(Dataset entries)
◇ ◇ ◇
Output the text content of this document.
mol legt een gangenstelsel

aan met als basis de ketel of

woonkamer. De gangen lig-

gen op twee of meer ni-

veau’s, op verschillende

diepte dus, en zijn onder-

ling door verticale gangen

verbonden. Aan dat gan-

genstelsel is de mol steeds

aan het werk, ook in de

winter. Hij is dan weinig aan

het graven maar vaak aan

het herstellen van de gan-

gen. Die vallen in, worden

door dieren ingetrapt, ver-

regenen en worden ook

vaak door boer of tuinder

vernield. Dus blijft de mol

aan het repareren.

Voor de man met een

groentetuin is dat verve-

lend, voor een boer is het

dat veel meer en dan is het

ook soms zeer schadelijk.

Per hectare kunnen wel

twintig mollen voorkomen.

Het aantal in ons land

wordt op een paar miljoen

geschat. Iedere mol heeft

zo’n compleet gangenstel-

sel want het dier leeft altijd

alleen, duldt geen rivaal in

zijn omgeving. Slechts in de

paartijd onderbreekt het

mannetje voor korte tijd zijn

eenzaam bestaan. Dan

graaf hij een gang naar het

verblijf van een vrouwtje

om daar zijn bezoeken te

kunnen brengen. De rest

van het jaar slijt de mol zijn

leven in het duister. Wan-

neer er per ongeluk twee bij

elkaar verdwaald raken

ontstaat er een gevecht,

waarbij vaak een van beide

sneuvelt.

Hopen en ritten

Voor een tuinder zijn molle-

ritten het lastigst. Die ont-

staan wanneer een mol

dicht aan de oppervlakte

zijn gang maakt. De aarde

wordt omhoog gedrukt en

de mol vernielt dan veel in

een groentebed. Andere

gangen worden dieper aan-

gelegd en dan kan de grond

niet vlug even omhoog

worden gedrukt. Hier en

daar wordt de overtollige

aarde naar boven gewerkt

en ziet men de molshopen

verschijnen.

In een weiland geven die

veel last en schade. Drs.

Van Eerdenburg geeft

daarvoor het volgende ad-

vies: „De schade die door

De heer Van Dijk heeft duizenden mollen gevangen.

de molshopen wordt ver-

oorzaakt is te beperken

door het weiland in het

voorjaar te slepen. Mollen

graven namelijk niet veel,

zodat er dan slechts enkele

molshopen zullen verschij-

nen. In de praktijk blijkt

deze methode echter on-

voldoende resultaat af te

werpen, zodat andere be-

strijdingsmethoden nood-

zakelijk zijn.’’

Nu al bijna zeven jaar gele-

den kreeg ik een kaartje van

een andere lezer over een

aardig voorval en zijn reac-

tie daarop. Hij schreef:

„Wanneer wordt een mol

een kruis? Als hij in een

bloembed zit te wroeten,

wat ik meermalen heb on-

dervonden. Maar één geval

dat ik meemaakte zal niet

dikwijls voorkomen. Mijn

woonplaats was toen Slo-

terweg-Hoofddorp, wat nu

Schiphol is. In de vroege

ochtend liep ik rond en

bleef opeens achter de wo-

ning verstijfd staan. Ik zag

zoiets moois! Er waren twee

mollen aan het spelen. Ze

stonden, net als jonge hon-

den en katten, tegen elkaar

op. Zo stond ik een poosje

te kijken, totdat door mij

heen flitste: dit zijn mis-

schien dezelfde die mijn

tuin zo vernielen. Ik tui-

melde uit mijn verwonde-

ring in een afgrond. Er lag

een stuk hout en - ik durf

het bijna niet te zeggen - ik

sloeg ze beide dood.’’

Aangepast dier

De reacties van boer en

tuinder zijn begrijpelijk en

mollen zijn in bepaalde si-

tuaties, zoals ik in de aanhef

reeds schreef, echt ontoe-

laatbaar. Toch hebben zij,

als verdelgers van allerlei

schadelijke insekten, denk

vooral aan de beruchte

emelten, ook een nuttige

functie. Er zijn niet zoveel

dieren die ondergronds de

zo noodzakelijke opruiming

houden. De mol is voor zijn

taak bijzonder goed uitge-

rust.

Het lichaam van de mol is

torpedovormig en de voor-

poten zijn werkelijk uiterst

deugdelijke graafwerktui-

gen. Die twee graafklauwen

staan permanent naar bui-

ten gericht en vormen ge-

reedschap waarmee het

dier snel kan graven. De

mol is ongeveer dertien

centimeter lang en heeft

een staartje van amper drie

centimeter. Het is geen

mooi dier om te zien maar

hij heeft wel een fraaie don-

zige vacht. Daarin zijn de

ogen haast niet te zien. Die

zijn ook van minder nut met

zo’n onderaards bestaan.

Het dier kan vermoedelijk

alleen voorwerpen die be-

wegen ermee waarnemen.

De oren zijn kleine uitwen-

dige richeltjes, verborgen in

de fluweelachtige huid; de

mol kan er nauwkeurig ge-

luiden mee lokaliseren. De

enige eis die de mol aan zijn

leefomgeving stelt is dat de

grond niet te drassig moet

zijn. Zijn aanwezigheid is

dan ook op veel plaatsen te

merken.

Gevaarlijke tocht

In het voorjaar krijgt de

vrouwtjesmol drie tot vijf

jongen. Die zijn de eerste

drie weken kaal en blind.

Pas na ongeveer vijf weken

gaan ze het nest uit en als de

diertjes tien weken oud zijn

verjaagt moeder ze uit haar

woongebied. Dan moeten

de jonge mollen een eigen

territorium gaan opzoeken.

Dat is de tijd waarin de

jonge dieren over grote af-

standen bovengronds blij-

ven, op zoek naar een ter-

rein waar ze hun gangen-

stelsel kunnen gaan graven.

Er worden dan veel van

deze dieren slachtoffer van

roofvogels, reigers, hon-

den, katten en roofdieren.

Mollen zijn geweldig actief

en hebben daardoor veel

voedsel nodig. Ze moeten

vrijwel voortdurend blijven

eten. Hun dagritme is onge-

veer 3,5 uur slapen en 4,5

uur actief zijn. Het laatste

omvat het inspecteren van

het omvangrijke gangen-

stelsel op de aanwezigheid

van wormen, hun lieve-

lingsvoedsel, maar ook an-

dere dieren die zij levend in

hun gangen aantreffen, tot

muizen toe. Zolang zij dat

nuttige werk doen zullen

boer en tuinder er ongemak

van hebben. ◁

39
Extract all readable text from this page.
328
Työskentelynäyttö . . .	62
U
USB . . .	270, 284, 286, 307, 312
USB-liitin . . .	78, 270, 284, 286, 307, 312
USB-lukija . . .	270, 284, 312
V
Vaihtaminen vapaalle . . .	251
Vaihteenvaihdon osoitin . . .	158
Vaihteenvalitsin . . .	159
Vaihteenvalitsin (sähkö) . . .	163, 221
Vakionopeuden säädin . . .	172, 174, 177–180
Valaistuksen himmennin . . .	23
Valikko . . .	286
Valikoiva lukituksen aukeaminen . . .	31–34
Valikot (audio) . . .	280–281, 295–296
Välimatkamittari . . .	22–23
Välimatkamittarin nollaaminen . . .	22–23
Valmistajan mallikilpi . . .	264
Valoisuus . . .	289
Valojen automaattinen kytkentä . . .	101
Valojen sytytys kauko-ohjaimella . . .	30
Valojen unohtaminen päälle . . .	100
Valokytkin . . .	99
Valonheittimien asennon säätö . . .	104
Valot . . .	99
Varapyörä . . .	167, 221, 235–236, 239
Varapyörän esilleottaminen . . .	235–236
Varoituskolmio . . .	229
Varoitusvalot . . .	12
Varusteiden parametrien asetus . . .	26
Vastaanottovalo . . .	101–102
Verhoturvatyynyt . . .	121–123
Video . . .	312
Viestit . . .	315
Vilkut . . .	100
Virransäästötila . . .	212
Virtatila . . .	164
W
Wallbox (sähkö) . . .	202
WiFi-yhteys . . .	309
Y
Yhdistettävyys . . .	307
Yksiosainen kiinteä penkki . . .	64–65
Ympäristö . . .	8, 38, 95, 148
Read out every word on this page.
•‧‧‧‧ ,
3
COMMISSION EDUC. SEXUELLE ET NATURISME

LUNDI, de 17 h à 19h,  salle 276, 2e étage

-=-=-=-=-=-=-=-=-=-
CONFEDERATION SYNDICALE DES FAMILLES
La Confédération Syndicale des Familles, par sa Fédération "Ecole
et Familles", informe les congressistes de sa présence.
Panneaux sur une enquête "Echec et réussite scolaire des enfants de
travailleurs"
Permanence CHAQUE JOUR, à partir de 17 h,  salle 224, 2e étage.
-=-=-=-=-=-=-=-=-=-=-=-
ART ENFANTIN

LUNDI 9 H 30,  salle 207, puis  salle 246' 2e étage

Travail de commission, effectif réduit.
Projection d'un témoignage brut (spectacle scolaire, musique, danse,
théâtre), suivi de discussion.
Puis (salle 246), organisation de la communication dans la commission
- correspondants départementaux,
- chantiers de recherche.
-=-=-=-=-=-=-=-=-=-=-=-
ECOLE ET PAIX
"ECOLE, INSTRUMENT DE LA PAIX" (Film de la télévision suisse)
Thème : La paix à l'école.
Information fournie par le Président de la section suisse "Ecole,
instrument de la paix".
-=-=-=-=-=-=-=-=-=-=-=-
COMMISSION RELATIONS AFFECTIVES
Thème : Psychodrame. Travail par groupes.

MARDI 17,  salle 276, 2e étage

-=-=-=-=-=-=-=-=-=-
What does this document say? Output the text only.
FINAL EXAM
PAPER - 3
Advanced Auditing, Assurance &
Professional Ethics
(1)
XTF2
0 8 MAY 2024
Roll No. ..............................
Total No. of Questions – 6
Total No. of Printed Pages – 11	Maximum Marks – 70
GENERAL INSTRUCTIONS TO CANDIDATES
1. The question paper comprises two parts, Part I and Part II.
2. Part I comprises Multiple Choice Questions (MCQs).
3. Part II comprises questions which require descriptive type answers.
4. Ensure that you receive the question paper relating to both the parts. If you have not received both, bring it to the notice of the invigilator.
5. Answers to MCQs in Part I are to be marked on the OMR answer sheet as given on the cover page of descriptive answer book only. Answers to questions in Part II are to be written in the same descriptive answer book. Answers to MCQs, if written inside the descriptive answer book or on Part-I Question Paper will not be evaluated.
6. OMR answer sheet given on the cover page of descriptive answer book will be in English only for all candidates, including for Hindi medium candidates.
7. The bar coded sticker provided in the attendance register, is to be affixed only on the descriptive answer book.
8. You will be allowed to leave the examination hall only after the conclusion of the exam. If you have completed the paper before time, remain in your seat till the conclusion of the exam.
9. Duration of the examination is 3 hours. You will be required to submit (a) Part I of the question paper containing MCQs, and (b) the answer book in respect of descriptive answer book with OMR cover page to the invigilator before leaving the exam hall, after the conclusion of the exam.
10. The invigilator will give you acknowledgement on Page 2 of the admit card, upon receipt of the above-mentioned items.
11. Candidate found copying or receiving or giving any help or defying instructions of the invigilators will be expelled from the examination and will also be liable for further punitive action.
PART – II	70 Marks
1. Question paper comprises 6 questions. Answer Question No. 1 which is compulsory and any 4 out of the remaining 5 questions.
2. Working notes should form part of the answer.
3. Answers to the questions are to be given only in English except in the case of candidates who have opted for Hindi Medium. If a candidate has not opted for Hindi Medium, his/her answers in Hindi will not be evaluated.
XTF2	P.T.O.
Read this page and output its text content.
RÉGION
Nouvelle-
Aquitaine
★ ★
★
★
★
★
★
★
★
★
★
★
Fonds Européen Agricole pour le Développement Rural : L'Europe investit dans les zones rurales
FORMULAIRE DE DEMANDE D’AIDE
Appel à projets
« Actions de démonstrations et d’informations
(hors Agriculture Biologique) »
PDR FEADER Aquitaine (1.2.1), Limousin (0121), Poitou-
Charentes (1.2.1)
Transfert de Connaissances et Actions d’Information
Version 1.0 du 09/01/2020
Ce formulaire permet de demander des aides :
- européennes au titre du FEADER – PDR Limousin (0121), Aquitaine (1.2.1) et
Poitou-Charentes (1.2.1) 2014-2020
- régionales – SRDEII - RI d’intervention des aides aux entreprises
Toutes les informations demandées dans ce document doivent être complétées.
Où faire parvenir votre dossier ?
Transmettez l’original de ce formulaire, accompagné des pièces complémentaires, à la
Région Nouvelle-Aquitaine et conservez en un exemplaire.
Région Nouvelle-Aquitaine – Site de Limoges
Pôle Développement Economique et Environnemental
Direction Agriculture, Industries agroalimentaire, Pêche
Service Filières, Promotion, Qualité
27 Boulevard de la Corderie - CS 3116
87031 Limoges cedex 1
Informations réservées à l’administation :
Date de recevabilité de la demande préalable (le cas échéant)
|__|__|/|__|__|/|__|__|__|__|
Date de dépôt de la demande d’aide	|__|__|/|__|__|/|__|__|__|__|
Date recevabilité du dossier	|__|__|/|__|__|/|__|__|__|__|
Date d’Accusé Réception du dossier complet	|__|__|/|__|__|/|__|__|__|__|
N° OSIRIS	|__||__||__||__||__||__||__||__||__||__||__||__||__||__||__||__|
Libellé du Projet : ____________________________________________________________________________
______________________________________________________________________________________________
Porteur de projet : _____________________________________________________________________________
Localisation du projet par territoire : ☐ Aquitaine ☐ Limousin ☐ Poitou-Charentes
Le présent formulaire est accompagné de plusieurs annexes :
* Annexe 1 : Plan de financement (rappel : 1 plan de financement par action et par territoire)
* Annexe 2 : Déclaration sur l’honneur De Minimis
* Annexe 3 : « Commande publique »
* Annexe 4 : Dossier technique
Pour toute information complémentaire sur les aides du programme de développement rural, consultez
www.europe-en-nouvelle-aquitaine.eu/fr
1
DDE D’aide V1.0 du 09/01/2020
◇ ◇ ◇
Looking at the entries above, state how many lines contain "schreef"; give the number alone.

2